## [Your goal]
Write out the full listing again, exactly as it stands.

Dataset rows
....

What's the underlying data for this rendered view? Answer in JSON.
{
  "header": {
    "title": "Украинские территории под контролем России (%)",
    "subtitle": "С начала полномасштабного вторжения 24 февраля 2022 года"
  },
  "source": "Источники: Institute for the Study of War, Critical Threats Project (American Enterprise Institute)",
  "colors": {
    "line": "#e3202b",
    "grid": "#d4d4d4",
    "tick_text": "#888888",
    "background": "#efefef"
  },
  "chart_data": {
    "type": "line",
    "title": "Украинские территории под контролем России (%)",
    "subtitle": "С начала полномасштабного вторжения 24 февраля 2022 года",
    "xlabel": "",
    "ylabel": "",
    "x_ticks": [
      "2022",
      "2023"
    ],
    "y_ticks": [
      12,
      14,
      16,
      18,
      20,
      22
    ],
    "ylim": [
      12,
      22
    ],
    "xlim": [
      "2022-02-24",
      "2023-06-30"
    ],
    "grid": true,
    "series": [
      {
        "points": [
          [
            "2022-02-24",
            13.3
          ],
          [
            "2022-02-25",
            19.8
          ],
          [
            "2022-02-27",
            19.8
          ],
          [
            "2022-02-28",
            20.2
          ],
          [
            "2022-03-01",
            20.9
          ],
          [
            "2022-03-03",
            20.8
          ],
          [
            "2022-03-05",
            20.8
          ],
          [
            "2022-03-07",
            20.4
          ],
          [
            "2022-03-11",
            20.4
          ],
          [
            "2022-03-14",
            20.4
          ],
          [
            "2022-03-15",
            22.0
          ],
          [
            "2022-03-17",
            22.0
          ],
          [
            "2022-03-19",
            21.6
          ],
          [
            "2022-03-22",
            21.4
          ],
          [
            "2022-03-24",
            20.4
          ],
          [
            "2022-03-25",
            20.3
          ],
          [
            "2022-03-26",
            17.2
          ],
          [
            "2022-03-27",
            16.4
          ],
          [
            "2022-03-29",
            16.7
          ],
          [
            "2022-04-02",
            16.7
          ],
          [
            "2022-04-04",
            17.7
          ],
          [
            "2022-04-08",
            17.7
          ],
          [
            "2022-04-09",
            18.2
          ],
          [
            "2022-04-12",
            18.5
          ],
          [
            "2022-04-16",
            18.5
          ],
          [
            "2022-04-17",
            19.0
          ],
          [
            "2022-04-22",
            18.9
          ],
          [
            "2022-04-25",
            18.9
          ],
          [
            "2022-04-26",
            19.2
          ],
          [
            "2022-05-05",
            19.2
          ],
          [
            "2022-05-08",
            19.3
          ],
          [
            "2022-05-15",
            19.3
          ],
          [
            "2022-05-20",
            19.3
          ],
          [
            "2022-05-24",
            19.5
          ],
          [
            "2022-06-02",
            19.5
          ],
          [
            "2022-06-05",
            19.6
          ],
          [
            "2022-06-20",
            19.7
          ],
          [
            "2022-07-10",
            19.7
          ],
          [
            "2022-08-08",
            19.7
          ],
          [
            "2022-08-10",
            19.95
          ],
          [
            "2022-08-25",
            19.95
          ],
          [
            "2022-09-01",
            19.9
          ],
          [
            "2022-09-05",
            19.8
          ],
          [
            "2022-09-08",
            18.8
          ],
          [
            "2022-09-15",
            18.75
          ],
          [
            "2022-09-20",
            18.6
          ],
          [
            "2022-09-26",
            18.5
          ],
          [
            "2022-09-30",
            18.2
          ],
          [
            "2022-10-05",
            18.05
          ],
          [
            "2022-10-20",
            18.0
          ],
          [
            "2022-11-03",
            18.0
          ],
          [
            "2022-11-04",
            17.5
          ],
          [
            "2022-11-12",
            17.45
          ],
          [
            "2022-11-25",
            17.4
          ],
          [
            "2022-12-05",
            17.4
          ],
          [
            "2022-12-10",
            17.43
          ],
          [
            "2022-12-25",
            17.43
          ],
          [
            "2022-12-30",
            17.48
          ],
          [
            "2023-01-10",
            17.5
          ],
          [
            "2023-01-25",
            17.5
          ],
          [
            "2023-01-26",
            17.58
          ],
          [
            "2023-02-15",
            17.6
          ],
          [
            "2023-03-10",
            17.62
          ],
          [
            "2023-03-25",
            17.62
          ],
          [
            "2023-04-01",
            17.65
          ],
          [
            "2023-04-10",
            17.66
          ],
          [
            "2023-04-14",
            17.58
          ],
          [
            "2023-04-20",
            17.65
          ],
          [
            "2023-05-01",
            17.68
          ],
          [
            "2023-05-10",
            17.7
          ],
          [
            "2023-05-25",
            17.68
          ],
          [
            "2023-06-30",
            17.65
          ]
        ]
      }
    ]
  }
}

....

## [Answer to this task]
What's the underlying data for this rendered view? Answer in JSON.
{
  "header": {
    "title": "Украинские территории под контролем России (%)",
    "subtitle": "С начала полномасштабного вторжения 24 февраля 2022 года"
  },
  "source": "Источники: Institute for the Study of War, Critical Threats Project (American Enterprise Institute)",
  "colors": {
    "line": "#e3202b",
    "grid": "#d4d4d4",
    "tick_text": "#888888",
    "background": "#efefef"
  },
  "chart_data": {
    "type": "line",
    "title": "Украинские территории под контролем России (%)",
    "subtitle": "С начала полномасштабного вторжения 24 февраля 2022 года",
    "xlabel": "",
    "ylabel": "",
    "x_ticks": [
      "2022",
      "2023"
    ],
    "y_ticks": [
      12,
      14,
      16,
      18,
      20,
      22
    ],
    "ylim": [
      12,
      22
    ],
    "xlim": [
      "2022-02-24",
      "2023-06-30"
    ],
    "grid": true,
    "series": [
      {
        "points": [
          [
            "2022-02-24",
            13.3
          ],
          [
            "2022-02-25",
            19.8
          ],
          [
            "2022-02-27",
            19.8
          ],
          [
            "2022-02-28",
            20.2
          ],
          [
            "2022-03-01",
            20.9
          ],
          [
            "2022-03-03",
            20.8
          ],
          [
            "2022-03-05",
            20.8
          ],
          [
            "2022-03-07",
            20.4
          ],
          [
            "2022-03-11",
            20.4
          ],
          [
            "2022-03-14",
            20.4
          ],
          [
            "2022-03-15",
            22.0
          ],
          [
            "2022-03-17",
            22.0
          ],
          [
            "2022-03-19",
            21.6
          ],
          [
            "2022-03-22",
            21.4
          ],
          [
            "2022-03-24",
            20.4
          ],
          [
            "2022-03-25",
            20.3
          ],
          [
            "2022-03-26",
            17.2
          ],
          [
            "2022-03-27",
            16.4
          ],
          [
            "2022-03-29",
            16.7
          ],
          [
            "2022-04-02",
            16.7
          ],
          [
            "2022-04-04",
            17.7
          ],
          [
            "2022-04-08",
            17.7
          ],
          [
            "2022-04-09",
            18.2
          ],
          [
            "2022-04-12",
            18.5
          ],
          [
            "2022-04-16",
            18.5
          ],
          [
            "2022-04-17",
            19.0
          ],
          [
            "2022-04-22",
            18.9
          ],
          [
            "2022-04-25",
            18.9
          ],
          [
            "2022-04-26",
            19.2
          ],
          [
            "2022-05-05",
            19.2
          ],
          [
            "2022-05-08",
            19.3
          ],
          [
            "2022-05-15",
            19.3
          ],
          [
            "2022-05-20",
            19.3
          ],
          [
            "2022-05-24",
            19.5
          ],
          [
            "2022-06-02",
            19.5
          ],
          [
            "2022-06-05",
            19.6
          ],
          [
            "2022-06-20",
            19.7
          ],
          [
            "2022-07-10",
            19.7
          ],
          [
            "2022-08-08",
            19.7
          ],
          [
            "2022-08-10",
            19.95
          ],
          [
            "2022-08-25",
            19.95
          ],
          [
            "2022-09-01",
            19.9
          ],
          [
            "2022-09-05",
            19.8
          ],
          [
            "2022-09-08",
            18.8
          ],
          [
            "2022-09-15",
            18.75
          ],
          [
            "2022-09-20",
            18.6
          ],
          [
            "2022-09-26",
            18.5
          ],
          [
            "2022-09-30",
            18.2
          ],
          [
            "2022-10-05",
            18.05
          ],
          [
            "2022-10-20",
            18.0
          ],
          [
            "2022-11-03",
            18.0
          ],
          [
            "2022-11-04",
            17.5
          ],
          [
            "2022-11-12",
            17.45
          ],
          [
            "2022-11-25",
            17.4
          ],
          [
            "2022-12-05",
            17.4
          ],
          [
            "2022-12-10",
            17.43
          ],
          [
            "2022-12-25",
            17.43
          ],
          [
            "2022-12-30",
            17.48
          ],
          [
            "2023-01-10",
            17.5
          ],
          [
            "2023-01-25",
            17.5
          ],
          [
            "2023-01-26",
            17.58
          ],
          [
            "2023-02-15",
            17.6
          ],
          [
            "2023-03-10",
            17.62
          ],
          [
            "2023-03-25",
            17.62
          ],
          [
            "2023-04-01",
            17.65
          ],
          [
            "2023-04-10",
            17.66
          ],
          [
            "2023-04-14",
            17.58
          ],
          [
            "2023-04-20",
            17.65
          ],
          [
            "2023-05-01",
            17.68
          ],
          [
            "2023-05-10",
            17.7
          ],
          [
            "2023-05-25",
            17.68
          ],
          [
            "2023-06-30",
            17.65
          ]
        ]
      }
    ]
  }
}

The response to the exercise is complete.